* PROMPT:
Pick every line from the data that holds the word "Расчетная".

* STORED DATA:
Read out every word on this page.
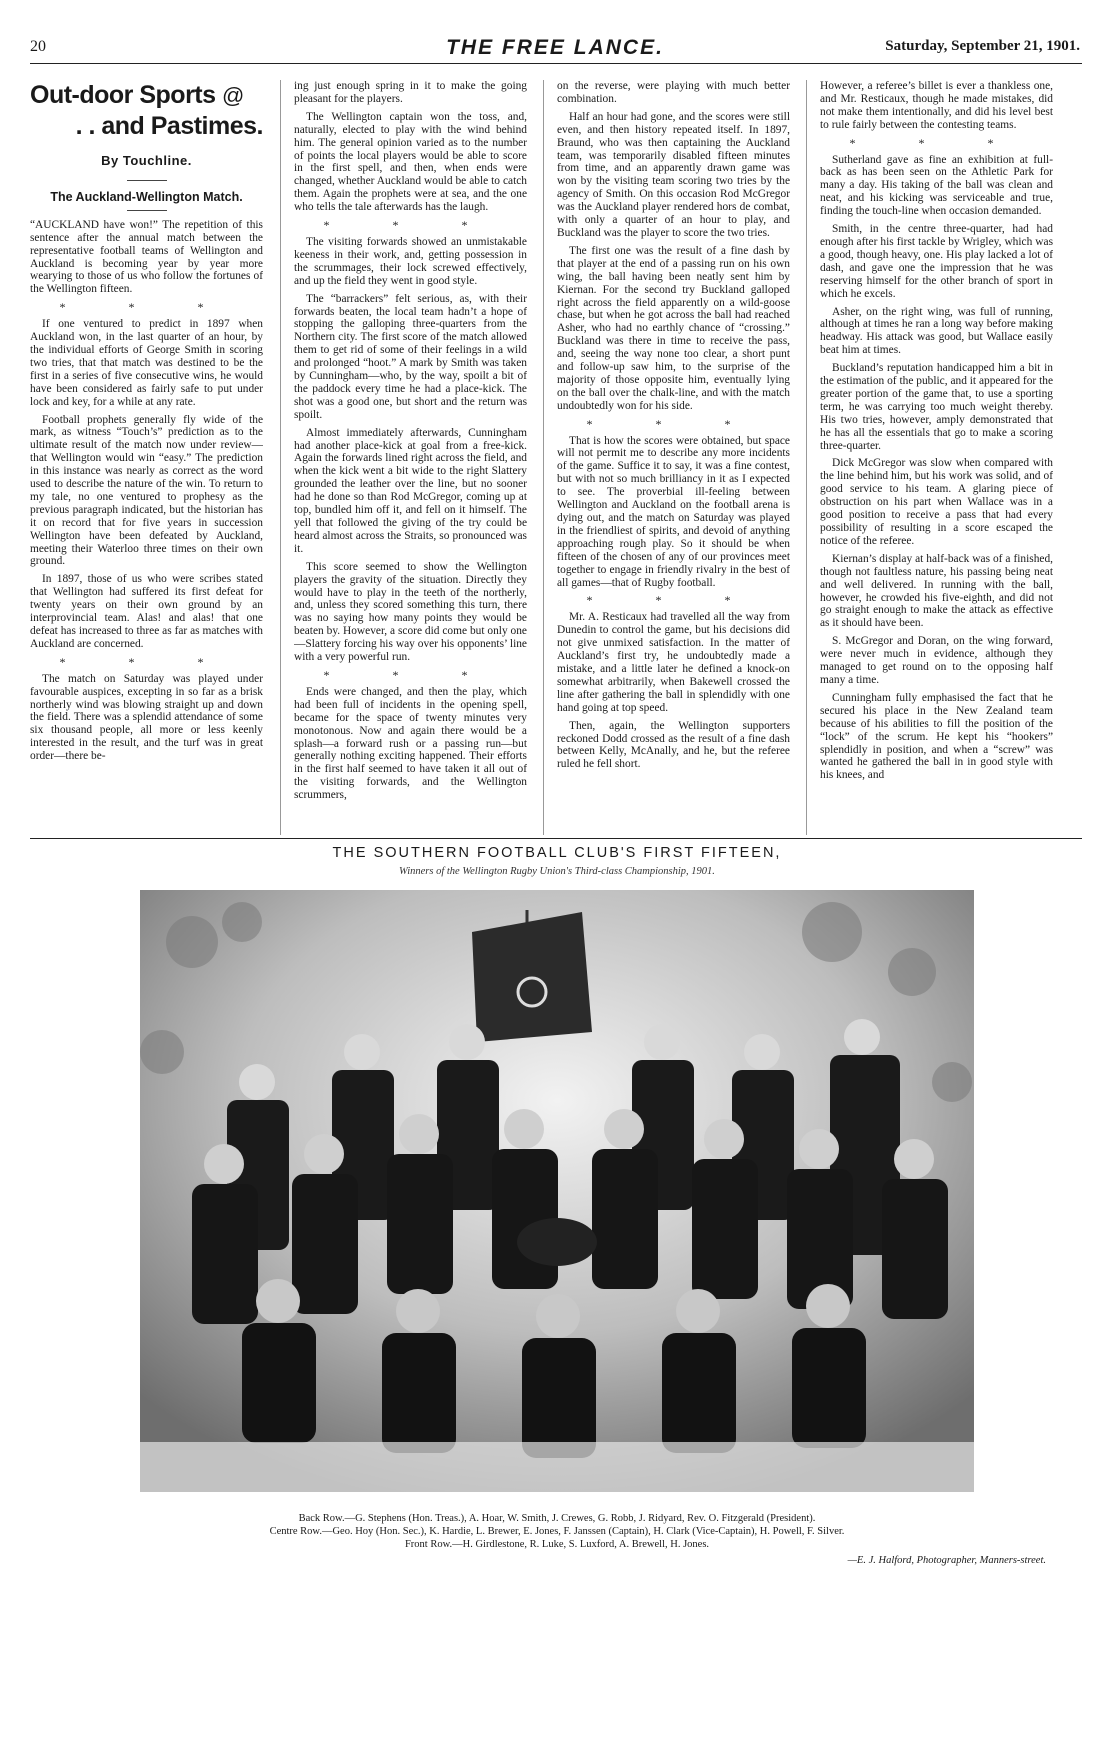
20	THE FREE LANCE.	Saturday, September 21, 1901.
Out-door Sports @
. . and Pastimes.
By Touchline.
The Auckland-Wellington Match.

“AUCKLAND have won!” The repetition of this sentence after the annual match between the representative football teams of Wellington and Auckland is becoming year by year more wearying to those of us who follow the fortunes of the Wellington fifteen.

* * *

If one ventured to predict in 1897 when Auckland won, in the last quarter of an hour, by the individual efforts of George Smith in scoring two tries, that that match was destined to be the first in a series of five consecutive wins, he would have been considered as fairly safe to put under lock and key, for a while at any rate.

Football prophets generally fly wide of the mark, as witness “Touch’s” prediction as to the ultimate result of the match now under review—that Wellington would win “easy.” The prediction in this instance was nearly as correct as the word used to describe the nature of the win. To return to my tale, no one ventured to prophesy as the previous paragraph indicated, but the historian has it on record that for five years in succession Wellington have been defeated by Auckland, meeting their Waterloo three times on their own ground.

In 1897, those of us who were scribes stated that Wellington had suffered its first defeat for twenty years on their own ground by an interprovincial team. Alas! and alas! that one defeat has increased to three as far as matches with Auckland are concerned.

* * *

The match on Saturday was played under favourable auspices, excepting in so far as a brisk northerly wind was blowing straight up and down the field. There was a splendid attendance of some six thousand people, all more or less keenly interested in the result, and the turf was in great order—there be-

ing just enough spring in it to make the going pleasant for the players.

The Wellington captain won the toss, and, naturally, elected to play with the wind behind him. The general opinion varied as to the number of points the local players would be able to score in the first spell, and then, when ends were changed, whether Auckland would be able to catch them. Again the prophets were at sea, and the one who tells the tale afterwards has the laugh.

* * *

The visiting forwards showed an unmistakable keeness in their work, and, getting possession in the scrummages, their lock screwed effectively, and up the field they went in good style.

The “barrackers” felt serious, as, with their forwards beaten, the local team hadn’t a hope of stopping the galloping three-quarters from the Northern city. The first score of the match allowed them to get rid of some of their feelings in a wild and prolonged “hoot.” A mark by Smith was taken by Cunningham—who, by the way, spoilt a bit of the paddock every time he had a place-kick. The shot was a good one, but short and the return was spoilt.

Almost immediately afterwards, Cunningham had another place-kick at goal from a free-kick. Again the forwards lined right across the field, and when the kick went a bit wide to the right Slattery grounded the leather over the line, but no sooner had he done so than Rod McGregor, coming up at top, bundled him off it, and fell on it himself. The yell that followed the giving of the try could be heard almost across the Straits, so pronounced was it.

This score seemed to show the Wellington players the gravity of the situation. Directly they would have to play in the teeth of the northerly, and, unless they scored something this turn, there was no saying how many points they would be beaten by. However, a score did come but only one—Slattery forcing his way over his opponents’ line with a very powerful run.

* * *

Ends were changed, and then the play, which had been full of incidents in the opening spell, became for the space of twenty minutes very monotonous. Now and again there would be a splash—a forward rush or a passing run—but generally nothing exciting happened. Their efforts in the first half seemed to have taken it all out of the visiting forwards, and the Wellington scrummers,

on the reverse, were playing with much better combination.

Half an hour had gone, and the scores were still even, and then history repeated itself. In 1897, Braund, who was then captaining the Auckland team, was temporarily disabled fifteen minutes from time, and an apparently drawn game was won by the visiting team scoring two tries by the agency of Smith. On this occasion Rod McGregor was the Auckland player rendered hors de combat, with only a quarter of an hour to play, and Buckland was the player to score the two tries.

The first one was the result of a fine dash by that player at the end of a passing run on his own wing, the ball having been neatly sent him by Kiernan. For the second try Buckland galloped right across the field apparently on a wild-goose chase, but when he got across the ball had reached Asher, who had no earthly chance of “crossing.” Buckland was there in time to receive the pass, and, seeing the way none too clear, a short punt and follow-up saw him, to the surprise of the majority of those opposite him, eventually lying on the ball over the chalk-line, and with the match undoubtedly won for his side.

* * *

That is how the scores were obtained, but space will not permit me to describe any more incidents of the game. Suffice it to say, it was a fine contest, but with not so much brilliancy in it as I expected to see. The proverbial ill-feeling between Wellington and Auckland on the football arena is dying out, and the match on Saturday was played in the friendliest of spirits, and devoid of anything approaching rough play. So it should be when fifteen of the chosen of any of our provinces meet together to engage in friendly rivalry in the best of all games—that of Rugby football.

* * *

Mr. A. Resticaux had travelled all the way from Dunedin to control the game, but his decisions did not give unmixed satisfaction. In the matter of Auckland’s first try, he undoubtedly made a mistake, and a little later he defined a knock-on somewhat arbitrarily, when Bakewell crossed the line after gathering the ball in splendidly with one hand going at top speed.

Then, again, the Wellington supporters reckoned Dodd crossed as the result of a fine dash between Kelly, McAnally, and he, but the referee ruled he fell short.

However, a referee’s billet is ever a thankless one, and Mr. Resticaux, though he made mistakes, did not make them intentionally, and did his level best to rule fairly between the contesting teams.

* * *

Sutherland gave as fine an exhibition at full-back as has been seen on the Athletic Park for many a day. His taking of the ball was clean and neat, and his kicking was serviceable and true, finding the touch-line when occasion demanded.

Smith, in the centre three-quarter, had had enough after his first tackle by Wrigley, which was a good, though heavy, one. His play lacked a lot of dash, and gave one the impression that he was reserving himself for the other branch of sport in which he excels.

Asher, on the right wing, was full of running, although at times he ran a long way before making headway. His attack was good, but Wallace easily beat him at times.

Buckland’s reputation handicapped him a bit in the estimation of the public, and it appeared for the greater portion of the game that, to use a sporting term, he was carrying too much weight thereby. His two tries, however, amply demonstrated that he has all the essentials that go to make a scoring three-quarter.

Dick McGregor was slow when compared with the line behind him, but his work was solid, and of good service to his team. A glaring piece of obstruction on his part when Wallace was in a good position to receive a pass that had every possibility of resulting in a score escaped the notice of the referee.

Kiernan’s display at half-back was of a finished, though not faultless nature, his passing being neat and well delivered. In running with the ball, however, he crowded his five-eighth, and did not go straight enough to make the attack as effective as it should have been.

S. McGregor and Doran, on the wing forward, were never much in evidence, although they managed to get round on to the opposing half many a time.

Cunningham fully emphasised the fact that he secured his place in the New Zealand team because of his abilities to fill the position of the “lock” of the scrum. He kept his “hookers” splendidly in position, and when a “screw” was wanted he gathered the ball in in good style with his knees, and

THE SOUTHERN FOOTBALL CLUB'S FIRST FIFTEEN,
Winners of the Wellington Rugby Union's Third-class Championship, 1901.
Back Row.—G. Stephens (Hon. Treas.), A. Hoar, W. Smith, J. Crewes, G. Robb, J. Ridyard, Rev. O. Fitzgerald (President).
Centre Row.—Geo. Hoy (Hon. Sec.), K. Hardie, L. Brewer, E. Jones, F. Janssen (Captain), H. Clark (Vice-Captain), H. Powell, F. Silver.
Front Row.—H. Girdlestone, R. Luke, S. Luxford, A. Brewell, H. Jones.
—E. J. Halford, Photographer, Manners-street.
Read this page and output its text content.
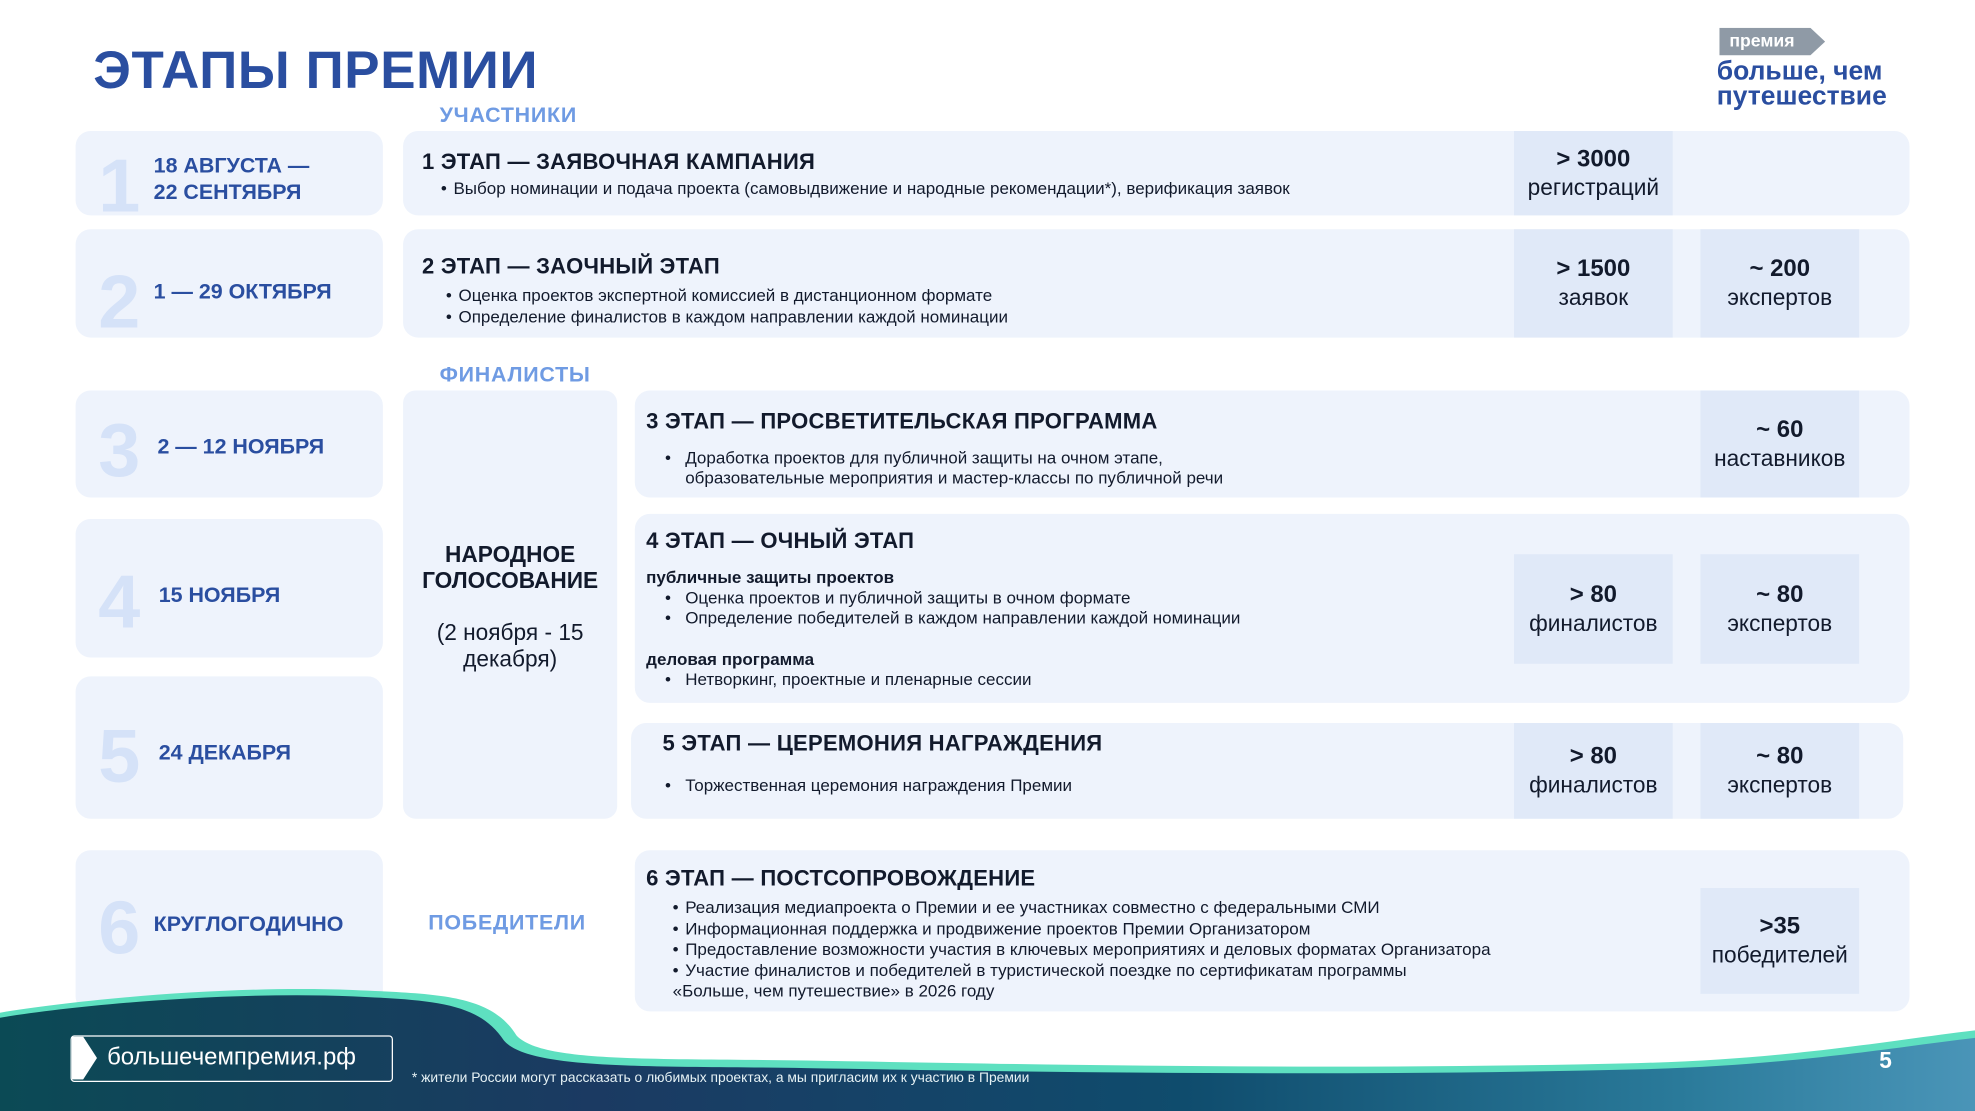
ЭТАПЫ ПРЕМИИ	премия
больше, чем
путешествие
УЧАСТНИКИ
ФИНАЛИСТЫ
1 18 АВГУСТА —
22 СЕНТЯБРЯ
2 1 — 29 ОКТЯБРЯ
3 2 — 12 НОЯБРЯ
4 15 НОЯБРЯ
5 24 ДЕКАБРЯ
6 КРУГЛОГОДИЧНО
НАРОДНОЕ
ГОЛОСОВАНИЕ
(2 ноября - 15
декабря)
ПОБЕДИТЕЛИ
1 ЭТАП — ЗАЯВОЧНАЯ КАМПАНИЯ
• Выбор номинации и подача проекта (самовыдвижение и народные рекомендации*), верификация заявок
> 3000
регистраций
2 ЭТАП — ЗАОЧНЫЙ ЭТАП
• Оценка проектов экспертной комиссией в дистанционном формате
• Определение финалистов в каждом направлении каждой номинации
> 1500
заявок
~ 200
экспертов
3 ЭТАП — ПРОСВЕТИТЕЛЬСКАЯ ПРОГРАММА
• Доработка проектов для публичной защиты на очном этапе,
образовательные мероприятия и мастер-классы по публичной речи
~ 60
наставников
4 ЭТАП — ОЧНЫЙ ЭТАП
публичные защиты проектов
• Оценка проектов и публичной защиты в очном формате
• Определение победителей в каждом направлении каждой номинации
деловая программа
• Нетворкинг, проектные и пленарные сессии
> 80
финалистов
~ 80
экспертов
5 ЭТАП — ЦЕРЕМОНИЯ НАГРАЖДЕНИЯ
• Торжественная церемония награждения Премии
> 80
финалистов
~ 80
экспертов
6 ЭТАП — ПОСТСОПРОВОЖДЕНИЕ
• Реализация медиапроекта о Премии и ее участниках совместно с федеральными СМИ
• Информационная поддержка и продвижение проектов Премии Организатором
• Предоставление возможности участия в ключевых мероприятиях и деловых форматах Организатора
• Участие финалистов и победителей в туристической поездке по сертификатам программы
«Больше, чем путешествие» в 2026 году
>35
победителей
большечемпремия.рф
* жители России могут рассказать о любимых проектах, а мы пригласим их к участию в Премии
5
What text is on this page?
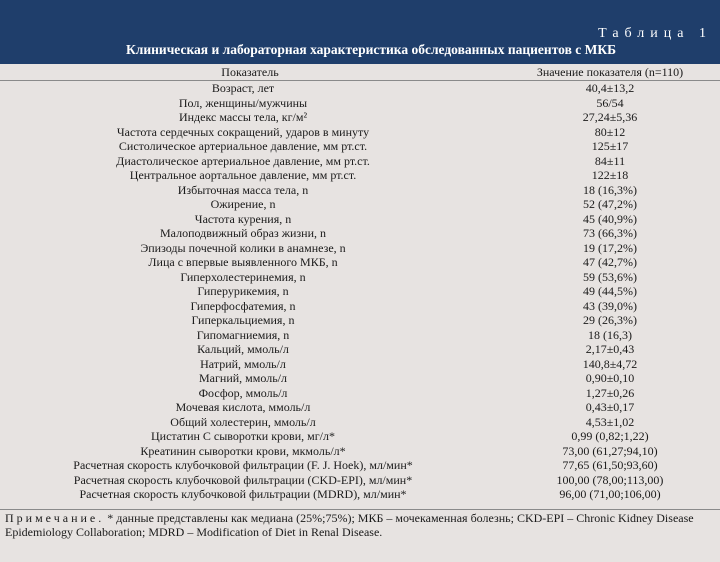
Таблица 1
Клиническая и лабораторная характеристика обследованных пациентов с МКБ
Показатель	Значение показателя (n=110)
Возраст, лет	40,4±13,2
Пол, женщины/мужчины	56/54
Индекс массы тела, кг/м²	27,24±5,36
Частота сердечных сокращений, ударов в минуту	80±12
Систолическое артериальное давление, мм рт.ст.	125±17
Диастолическое артериальное давление, мм рт.ст.	84±11
Центральное аортальное давление, мм рт.ст.	122±18
Избыточная масса тела, n	18 (16,3%)
Ожирение, n	52 (47,2%)
Частота курения, n	45 (40,9%)
Малоподвижный образ жизни, n	73 (66,3%)
Эпизоды почечной колики в анамнезе, n	19 (17,2%)
Лица с впервые выявленного МКБ, n	47 (42,7%)
Гиперхолестеринемия, n	59 (53,6%)
Гиперурикемия, n	49 (44,5%)
Гиперфосфатемия, n	43 (39,0%)
Гиперкальциемия, n	29 (26,3%)
Гипомагниемия, n	18 (16,3)
Кальций, ммоль/л	2,17±0,43
Натрий, ммоль/л	140,8±4,72
Магний, ммоль/л	0,90±0,10
Фосфор, ммоль/л	1,27±0,26
Мочевая кислота, ммоль/л	0,43±0,17
Общий холестерин, ммоль/л	4,53±1,02
Цистатин С сыворотки крови, мг/л*	0,99 (0,82;1,22)
Креатинин сыворотки крови, мкмоль/л*	73,00 (61,27;94,10)
Расчетная скорость клубочковой фильтрации (F. J. Hoek), мл/мин*	77,65 (61,50;93,60)
Расчетная скорость клубочковой фильтрации (CKD-EPI), мл/мин*	100,00 (78,00;113,00)
Расчетная скорость клубочковой фильтрации (MDRD), мл/мин*	96,00 (71,00;106,00)
Примечание. * данные представлены как медиана (25%;75%); МКБ – мочекаменная болезнь; CKD-EPI – Chronic Kidney Disease Epidemiology Collaboration; MDRD – Modification of Diet in Renal Disease.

* COMPLETED TASK:
Расчетная скорость клубочковой фильтрации (F. J. Hoek), мл/мин*	77,65 (61,50;93,60)
Расчетная скорость клубочковой фильтрации (CKD-EPI), мл/мин*	100,00 (78,00;113,00)
Расчетная скорость клубочковой фильтрации (MDRD), мл/мин*	96,00 (71,00;106,00)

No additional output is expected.